What you will do -
Take each line containing "Inspection" and report it exactly as written.

Excerpted records -
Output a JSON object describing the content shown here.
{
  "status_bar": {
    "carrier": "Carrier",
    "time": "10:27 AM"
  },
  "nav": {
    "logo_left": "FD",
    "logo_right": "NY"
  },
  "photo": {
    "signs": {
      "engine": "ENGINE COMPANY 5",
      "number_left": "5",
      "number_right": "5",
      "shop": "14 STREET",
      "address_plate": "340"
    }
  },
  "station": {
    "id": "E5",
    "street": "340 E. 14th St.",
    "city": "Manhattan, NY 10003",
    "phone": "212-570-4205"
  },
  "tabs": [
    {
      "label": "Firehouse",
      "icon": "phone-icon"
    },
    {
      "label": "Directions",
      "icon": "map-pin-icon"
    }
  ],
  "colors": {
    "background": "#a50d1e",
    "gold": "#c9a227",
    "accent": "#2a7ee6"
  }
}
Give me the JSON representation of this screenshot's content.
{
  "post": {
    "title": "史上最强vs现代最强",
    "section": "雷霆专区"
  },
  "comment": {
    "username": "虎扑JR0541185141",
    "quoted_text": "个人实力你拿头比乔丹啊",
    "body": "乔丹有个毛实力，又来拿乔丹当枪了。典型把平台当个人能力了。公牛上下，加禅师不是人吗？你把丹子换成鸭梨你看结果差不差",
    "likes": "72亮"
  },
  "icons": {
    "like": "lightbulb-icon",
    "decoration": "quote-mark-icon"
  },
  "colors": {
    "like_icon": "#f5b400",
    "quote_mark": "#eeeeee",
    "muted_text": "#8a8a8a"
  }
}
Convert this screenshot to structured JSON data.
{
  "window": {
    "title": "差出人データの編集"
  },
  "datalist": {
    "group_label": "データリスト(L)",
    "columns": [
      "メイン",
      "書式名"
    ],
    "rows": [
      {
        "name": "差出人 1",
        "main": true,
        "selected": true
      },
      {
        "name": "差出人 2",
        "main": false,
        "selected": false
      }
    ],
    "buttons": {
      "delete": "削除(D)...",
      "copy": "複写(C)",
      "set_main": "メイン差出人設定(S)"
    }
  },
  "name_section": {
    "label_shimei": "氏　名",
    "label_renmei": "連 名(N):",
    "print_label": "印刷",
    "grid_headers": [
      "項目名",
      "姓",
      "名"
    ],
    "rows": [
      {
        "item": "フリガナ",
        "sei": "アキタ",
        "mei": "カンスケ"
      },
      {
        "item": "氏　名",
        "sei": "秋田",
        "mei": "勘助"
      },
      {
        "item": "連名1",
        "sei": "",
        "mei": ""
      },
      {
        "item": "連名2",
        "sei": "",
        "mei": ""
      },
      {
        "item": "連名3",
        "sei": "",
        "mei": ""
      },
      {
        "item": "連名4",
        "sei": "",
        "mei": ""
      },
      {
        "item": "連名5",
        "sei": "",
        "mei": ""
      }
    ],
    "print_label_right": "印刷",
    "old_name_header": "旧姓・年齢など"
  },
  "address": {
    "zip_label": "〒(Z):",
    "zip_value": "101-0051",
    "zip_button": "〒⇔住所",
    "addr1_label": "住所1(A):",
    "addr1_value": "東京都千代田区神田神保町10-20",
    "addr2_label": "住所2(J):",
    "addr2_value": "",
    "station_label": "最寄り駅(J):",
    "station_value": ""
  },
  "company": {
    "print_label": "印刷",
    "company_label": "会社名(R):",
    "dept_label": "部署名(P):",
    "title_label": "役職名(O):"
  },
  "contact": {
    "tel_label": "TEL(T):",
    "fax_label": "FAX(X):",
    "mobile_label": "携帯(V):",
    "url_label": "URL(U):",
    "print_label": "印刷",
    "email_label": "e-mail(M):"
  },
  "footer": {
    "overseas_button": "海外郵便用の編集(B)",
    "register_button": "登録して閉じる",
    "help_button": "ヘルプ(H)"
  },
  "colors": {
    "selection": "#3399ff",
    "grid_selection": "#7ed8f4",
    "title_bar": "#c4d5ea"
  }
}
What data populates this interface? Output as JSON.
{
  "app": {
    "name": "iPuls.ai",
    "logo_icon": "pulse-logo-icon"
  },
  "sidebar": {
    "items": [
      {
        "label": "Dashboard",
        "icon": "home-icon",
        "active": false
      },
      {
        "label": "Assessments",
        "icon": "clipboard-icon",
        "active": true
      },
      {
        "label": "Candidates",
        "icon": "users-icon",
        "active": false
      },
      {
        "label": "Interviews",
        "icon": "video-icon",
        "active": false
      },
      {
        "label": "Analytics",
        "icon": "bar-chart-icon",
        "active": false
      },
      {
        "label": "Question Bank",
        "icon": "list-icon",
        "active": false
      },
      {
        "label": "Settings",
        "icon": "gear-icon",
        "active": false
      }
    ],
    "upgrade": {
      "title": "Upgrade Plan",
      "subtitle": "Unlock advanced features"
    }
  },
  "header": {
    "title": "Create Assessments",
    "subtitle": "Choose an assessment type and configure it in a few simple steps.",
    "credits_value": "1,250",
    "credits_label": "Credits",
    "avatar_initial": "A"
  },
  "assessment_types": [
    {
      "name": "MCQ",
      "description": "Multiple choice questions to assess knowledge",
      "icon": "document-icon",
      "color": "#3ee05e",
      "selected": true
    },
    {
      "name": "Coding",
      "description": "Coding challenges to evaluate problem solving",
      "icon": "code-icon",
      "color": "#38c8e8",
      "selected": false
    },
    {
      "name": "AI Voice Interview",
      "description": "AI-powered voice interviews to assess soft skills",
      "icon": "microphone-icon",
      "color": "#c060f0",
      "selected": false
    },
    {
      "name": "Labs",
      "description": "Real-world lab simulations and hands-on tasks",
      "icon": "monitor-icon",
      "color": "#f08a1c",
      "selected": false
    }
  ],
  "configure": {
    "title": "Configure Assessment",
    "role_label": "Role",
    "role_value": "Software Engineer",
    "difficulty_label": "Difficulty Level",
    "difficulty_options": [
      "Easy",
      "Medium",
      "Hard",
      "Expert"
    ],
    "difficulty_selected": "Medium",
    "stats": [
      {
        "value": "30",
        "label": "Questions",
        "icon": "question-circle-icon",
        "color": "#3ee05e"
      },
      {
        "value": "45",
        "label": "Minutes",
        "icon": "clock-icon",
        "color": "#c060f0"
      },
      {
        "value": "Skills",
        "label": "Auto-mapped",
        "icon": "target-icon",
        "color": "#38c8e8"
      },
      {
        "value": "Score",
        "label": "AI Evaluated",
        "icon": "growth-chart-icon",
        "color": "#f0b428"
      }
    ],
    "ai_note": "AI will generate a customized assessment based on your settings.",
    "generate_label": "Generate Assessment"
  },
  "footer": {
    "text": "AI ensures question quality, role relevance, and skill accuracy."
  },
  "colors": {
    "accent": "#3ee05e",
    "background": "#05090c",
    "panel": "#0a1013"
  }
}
==
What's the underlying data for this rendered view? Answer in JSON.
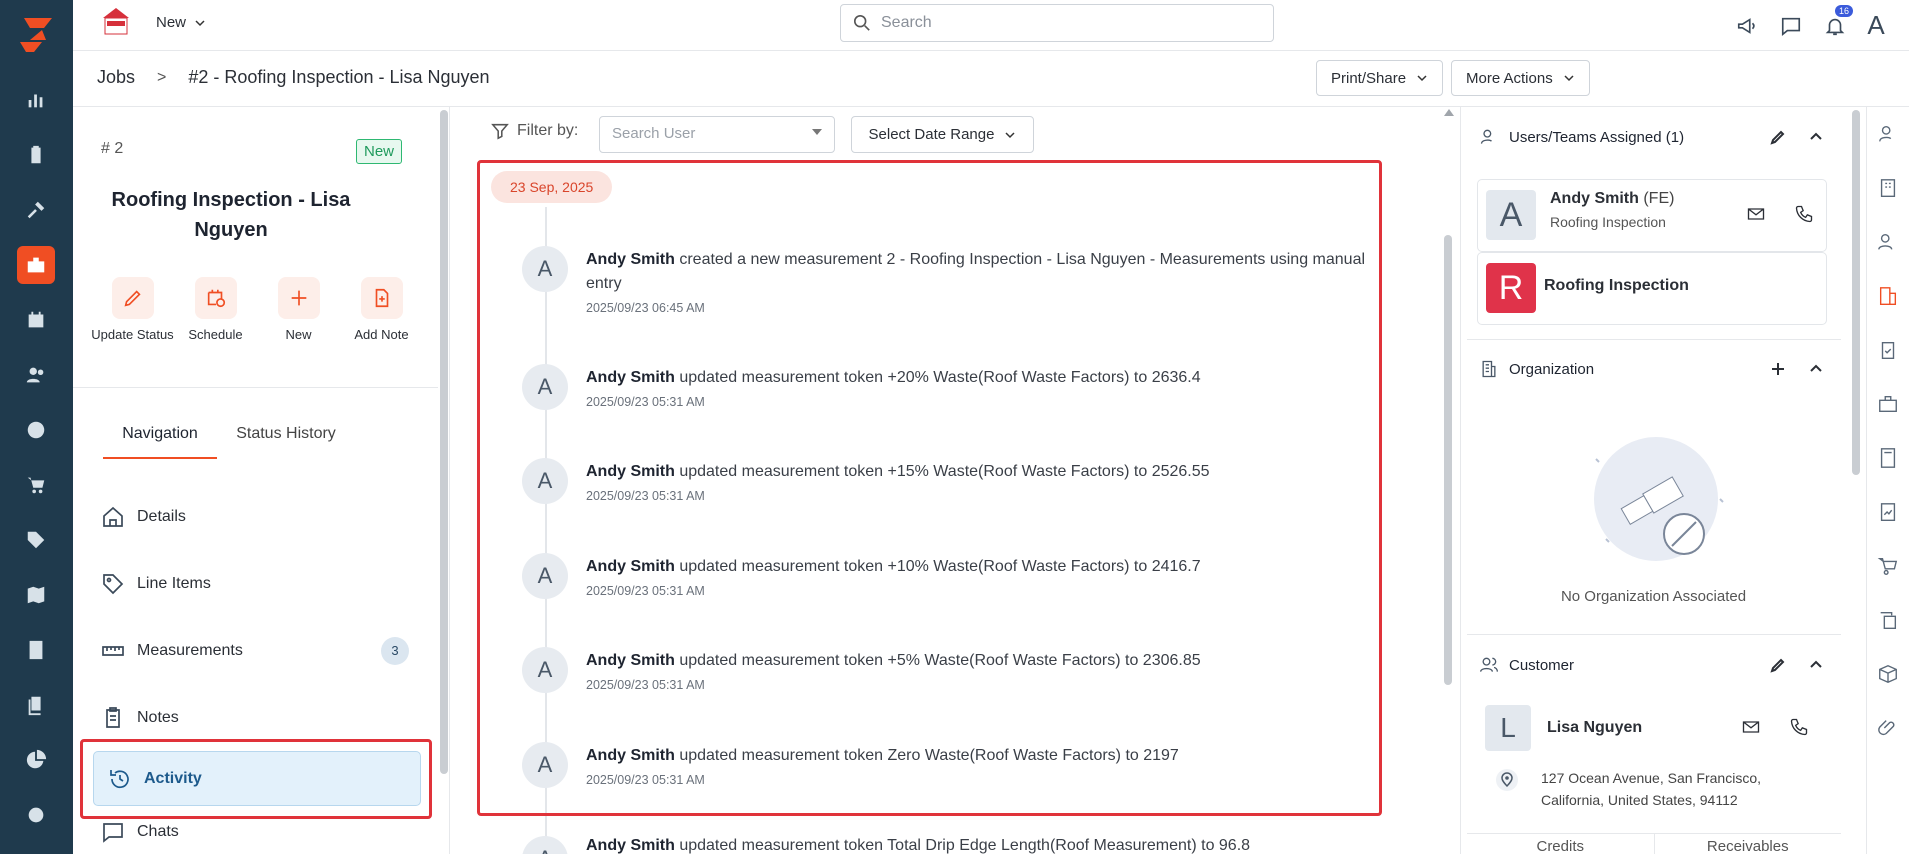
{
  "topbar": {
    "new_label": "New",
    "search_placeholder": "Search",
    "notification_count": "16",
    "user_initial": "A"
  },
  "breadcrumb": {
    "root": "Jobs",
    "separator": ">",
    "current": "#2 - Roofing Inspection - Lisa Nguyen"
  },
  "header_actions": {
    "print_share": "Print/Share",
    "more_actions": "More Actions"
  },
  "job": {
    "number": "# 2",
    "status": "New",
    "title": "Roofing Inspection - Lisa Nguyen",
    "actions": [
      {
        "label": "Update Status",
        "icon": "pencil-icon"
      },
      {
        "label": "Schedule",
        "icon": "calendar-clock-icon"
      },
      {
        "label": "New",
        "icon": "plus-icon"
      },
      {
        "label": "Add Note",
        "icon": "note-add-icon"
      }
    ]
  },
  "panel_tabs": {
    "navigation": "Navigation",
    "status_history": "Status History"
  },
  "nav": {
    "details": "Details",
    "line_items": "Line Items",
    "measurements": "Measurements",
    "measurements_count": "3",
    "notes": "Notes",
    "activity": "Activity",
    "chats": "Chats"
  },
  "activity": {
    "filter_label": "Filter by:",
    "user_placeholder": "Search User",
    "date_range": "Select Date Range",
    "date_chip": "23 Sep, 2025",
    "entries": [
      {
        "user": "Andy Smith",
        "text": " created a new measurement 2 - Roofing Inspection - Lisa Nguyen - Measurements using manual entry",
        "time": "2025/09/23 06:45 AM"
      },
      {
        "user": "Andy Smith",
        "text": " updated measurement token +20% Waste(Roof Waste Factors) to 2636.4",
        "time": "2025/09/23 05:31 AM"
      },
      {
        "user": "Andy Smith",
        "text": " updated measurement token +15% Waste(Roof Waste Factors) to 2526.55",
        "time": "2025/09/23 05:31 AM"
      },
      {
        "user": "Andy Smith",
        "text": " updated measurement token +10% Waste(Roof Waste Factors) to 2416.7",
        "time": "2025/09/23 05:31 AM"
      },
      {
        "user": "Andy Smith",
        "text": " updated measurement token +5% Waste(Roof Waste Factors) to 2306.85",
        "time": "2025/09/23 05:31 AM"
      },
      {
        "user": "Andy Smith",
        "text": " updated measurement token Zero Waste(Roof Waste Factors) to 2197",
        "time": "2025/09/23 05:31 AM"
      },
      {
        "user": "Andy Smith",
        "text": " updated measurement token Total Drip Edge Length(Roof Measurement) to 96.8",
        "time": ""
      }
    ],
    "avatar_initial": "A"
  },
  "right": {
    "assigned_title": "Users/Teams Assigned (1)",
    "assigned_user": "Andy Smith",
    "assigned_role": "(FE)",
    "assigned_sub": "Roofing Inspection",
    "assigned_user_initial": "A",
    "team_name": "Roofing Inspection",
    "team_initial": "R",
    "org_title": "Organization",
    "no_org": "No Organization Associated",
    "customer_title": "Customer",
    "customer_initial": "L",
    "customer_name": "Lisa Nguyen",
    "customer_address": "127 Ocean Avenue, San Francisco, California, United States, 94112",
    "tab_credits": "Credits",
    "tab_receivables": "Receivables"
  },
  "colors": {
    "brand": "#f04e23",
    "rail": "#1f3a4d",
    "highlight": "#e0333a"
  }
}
--
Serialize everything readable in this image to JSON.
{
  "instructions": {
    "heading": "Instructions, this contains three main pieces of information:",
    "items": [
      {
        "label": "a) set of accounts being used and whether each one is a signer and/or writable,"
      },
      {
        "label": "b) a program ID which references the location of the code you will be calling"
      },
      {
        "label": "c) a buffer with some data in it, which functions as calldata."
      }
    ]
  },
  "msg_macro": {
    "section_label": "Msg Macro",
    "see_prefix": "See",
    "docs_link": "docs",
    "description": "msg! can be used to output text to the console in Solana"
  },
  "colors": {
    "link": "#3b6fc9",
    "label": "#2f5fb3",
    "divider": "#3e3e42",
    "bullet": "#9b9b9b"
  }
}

Result -
    "current": "#2 - Roofing Inspection - Lisa Nguyen"
    "title": "Roofing Inspection - Lisa Nguyen",
        "text": " created a new measurement 2 - Roofing Inspection - Lisa Nguyen - Measurements using manual entry",
    "assigned_sub": "Roofing Inspection",
    "team_name": "Roofing Inspection",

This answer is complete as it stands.